:: PROBLEM 1 ::
Say whether each statement agrees with the passage about the drive toward Naryn. Answer yes or no, and quote the words from the passage that decide it. (a) The narrator gave the rider a cigarette. (b) The herds included cows, sheep, goats and horses. (c) Some herders posed for pictures before the animals were safely down.
:: PROBLEM 2 ::
In the records, turn the stretch from the line containing "business-name-label: Proposed Name" through the line containing "current-email-field[interactable] xyxy=(149,119,383,121)" into a numbered list with blank lines left out.

:: PASSAGE SHOWN ::
******************************

I trusted the map and compass, but I was still feeling like something was wrong with it being such an unused road. Logically, it didn’t make sense. The sky was a bit overcast now, and the landscape looked grey and a bit foreboding. I drove on, following the tracks around some low hills with interesting looking rock formations, wondering in the back of my mind if I was really going the right way. Out of nowhere a man on a horse appeared in the distance crossing the hills in the direction I was headed. I stopped to make some half-hearted photos then continued the winding path that turned to intercept the rider. He approached my UAZ and I took the opportunity to try to confirm my direction, gesturing forward and asking simply, “Naryn?”
He nodded, “Da” in the affirmative, then gestured and asked, “cigarette?” Unfortunately I don’t smoke and had no cigarettes (I remembered then that I used to carry a carton of Marlboros to give out for just such occasions, but that was a long time ago and I had gotten out of the habit traveling in the US). He didn’t seem to mind, and pantomimed that he had to hurry, and took off down the road cutting back over the hills in the direction of Naryn. I was all alone in the vastness again, but I now felt more confident about where I was going and so picked up the pace.
A little further the road turned again and behind the hills there were mountains. Big Mountains in the distance. I stopped to photograph the layers of mountains that seemed endless, and that is when I noticed the men. There were a few of them. Some on horseback and some on foot. And they were standing on the edge of a precipice. It seemed odd. But then how would I know what is normal or not for here. I turned to begin a descent along a set of switchbacks, and then I understood. There were animals easing their way down a steep cliff face. The men were the herders directing the operation. There were cows, sheep, goats and horses. Hundreds of them. Looking down as far as I could see, they were moving in concert down the cliff, each small group guided by at least one herder. The men were working together to get their animals down safely. It looked like a daunting and dangerous task.
I stopped mid-switchback to let them pass unhindered (and took the opportunity to make some photos of the scene). When the last of them had gone over the edge, I waited a bit, then continued my route down the switchbacks. I quickly caught up with them again after another turn. It seemed that even at the slowest speed I was going I was still going faster than the herds could negotiate the terrain. I resigned myself to a slow gradual descent with lots of photo pauses and in fact it turned out to be well worth the time to see such an incredible spectacle. I imagined it to be something akin to the great cattle drives of the old west on the American frontier. An epic Cecile B DeMille film scene. As we slowly descended together a few of the herders warmed up to me, even posing for pictures briefly once the animals were down to a safe location.

******************************

:: DATA ROWS ::
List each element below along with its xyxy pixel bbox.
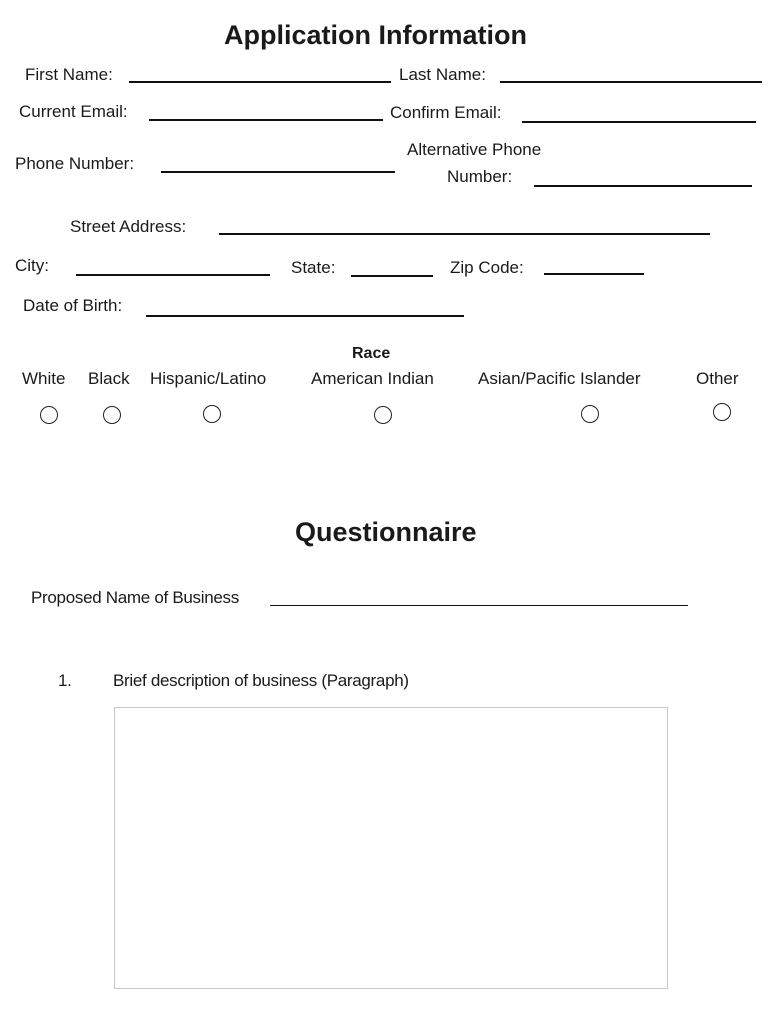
business-name-label: Proposed Name of Business xyxy=(31,588,239,607)
city-label: City: xyxy=(15,256,49,275)
zip-code-label: Zip Code: xyxy=(450,258,524,277)
dob-field[interactable] xyxy=(146,315,464,317)
confirm-email-label: Confirm Email: xyxy=(390,103,502,122)
race-radio-american-indian[interactable] xyxy=(374,406,392,424)
race-option-asian-label: Asian/Pacific Islander xyxy=(478,369,641,388)
race-radio-other[interactable] xyxy=(713,403,731,421)
race-option-american-indian-label: American Indian xyxy=(311,369,434,388)
race-radio-white[interactable] xyxy=(40,406,58,424)
first-name-field[interactable] xyxy=(129,81,391,83)
race-option-white-label: White xyxy=(22,369,66,388)
race-option-hispanic-label: Hispanic/Latino xyxy=(150,369,267,388)
state-label: State: xyxy=(291,258,336,277)
confirm-email-field[interactable] xyxy=(522,121,756,123)
street-address-field[interactable] xyxy=(219,233,710,235)
business-description-textarea[interactable] xyxy=(114,707,668,989)
race-option-black-label: Black xyxy=(88,369,130,388)
phone-field[interactable] xyxy=(161,171,395,173)
phone-label: Phone Number: xyxy=(15,154,135,173)
questionnaire-title: Questionnaire xyxy=(295,517,477,547)
zip-code-field[interactable] xyxy=(544,273,644,275)
question-1-label: Brief description of business (Paragraph) xyxy=(113,671,409,690)
race-radio-black[interactable] xyxy=(103,406,121,424)
alt-phone-field[interactable] xyxy=(534,185,752,187)
question-1-number: 1. xyxy=(58,671,72,690)
page-title: Application Information xyxy=(224,20,527,50)
alt-phone-label-number: Number: xyxy=(447,167,513,186)
city-field[interactable] xyxy=(76,274,270,276)
current-email-label: Current Email: xyxy=(19,102,128,121)
race-option-other-label: Other xyxy=(696,369,739,388)
street-address-label: Street Address: xyxy=(70,217,187,236)
dob-label: Date of Birth: xyxy=(23,296,123,315)
race-heading: Race xyxy=(352,345,391,362)
last-name-field[interactable] xyxy=(500,81,762,83)
state-field[interactable] xyxy=(351,275,433,277)
race-radio-asian[interactable] xyxy=(581,405,599,423)
race-radio-hispanic[interactable] xyxy=(203,405,221,423)
first-name-label: First Name: xyxy=(25,65,113,84)
current-email-field[interactable] xyxy=(149,119,383,121)
business-name-field[interactable] xyxy=(270,605,688,606)
last-name-label: Last Name: xyxy=(399,65,486,84)
alt-phone-label: Alternative Phone xyxy=(407,140,542,159)
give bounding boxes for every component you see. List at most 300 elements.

******************************

:: TASK ANSWER 1 ::
(a) No: "Unfortunately I don’t smoke and had no cigarettes"
(b) Yes: "There were cows, sheep, goats and horses."
(c) No: "even posing for pictures briefly once the animals were down to a safe location."

:: TASK ANSWER 2 ::
1. business-name-label: Proposed Name of Business xyxy=(31,588,239,607)
2. city-label: City: xyxy=(15,256,49,275)
3. zip-code-label: Zip Code: xyxy=(450,258,524,277)
4. dob-field[interactable] xyxy=(146,315,464,317)
5. confirm-email-label: Confirm Email: xyxy=(390,103,502,122)
6. race-radio-american-indian[interactable] xyxy=(374,406,392,424)
7. race-option-asian-label: Asian/Pacific Islander xyxy=(478,369,641,388)
8. race-radio-other[interactable] xyxy=(713,403,731,421)
9. race-option-american-indian-label: American Indian xyxy=(311,369,434,388)
10. race-radio-white[interactable] xyxy=(40,406,58,424)
11. first-name-field[interactable] xyxy=(129,81,391,83)
12. race-option-white-label: White xyxy=(22,369,66,388)
13. race-option-hispanic-label: Hispanic/Latino xyxy=(150,369,267,388)
14. state-label: State: xyxy=(291,258,336,277)
15. confirm-email-field[interactable] xyxy=(522,121,756,123)
16. street-address-field[interactable] xyxy=(219,233,710,235)
17. business-description-textarea[interactable] xyxy=(114,707,668,989)
18. race-option-black-label: Black xyxy=(88,369,130,388)
19. phone-field[interactable] xyxy=(161,171,395,173)
20. phone-label: Phone Number: xyxy=(15,154,135,173)
21. questionnaire-title: Questionnaire xyxy=(295,517,477,547)
22. zip-code-field[interactable] xyxy=(544,273,644,275)
23. question-1-label: Brief description of business (Paragraph) xyxy=(113,671,409,690)
24. race-radio-black[interactable] xyxy=(103,406,121,424)
25. alt-phone-field[interactable] xyxy=(534,185,752,187)
26. question-1-number: 1. xyxy=(58,671,72,690)
27. page-title: Application Information xyxy=(224,20,527,50)
28. alt-phone-label-number: Number: xyxy=(447,167,513,186)
29. city-field[interactable] xyxy=(76,274,270,276)
30. current-email-label: Current Email: xyxy=(19,102,128,121)
31. race-option-other-label: Other xyxy=(696,369,739,388)
32. street-address-label: Street Address: xyxy=(70,217,187,236)
33. dob-label: Date of Birth: xyxy=(23,296,123,315)
34. race-heading: Race xyxy=(352,345,391,362)
35. last-name-field[interactable] xyxy=(500,81,762,83)
36. state-field[interactable] xyxy=(351,275,433,277)
37. race-radio-asian[interactable] xyxy=(581,405,599,423)
38. race-radio-hispanic[interactable] xyxy=(203,405,221,423)
39. first-name-label: First Name: xyxy=(25,65,113,84)
40. current-email-field[interactable] xyxy=(149,119,383,121)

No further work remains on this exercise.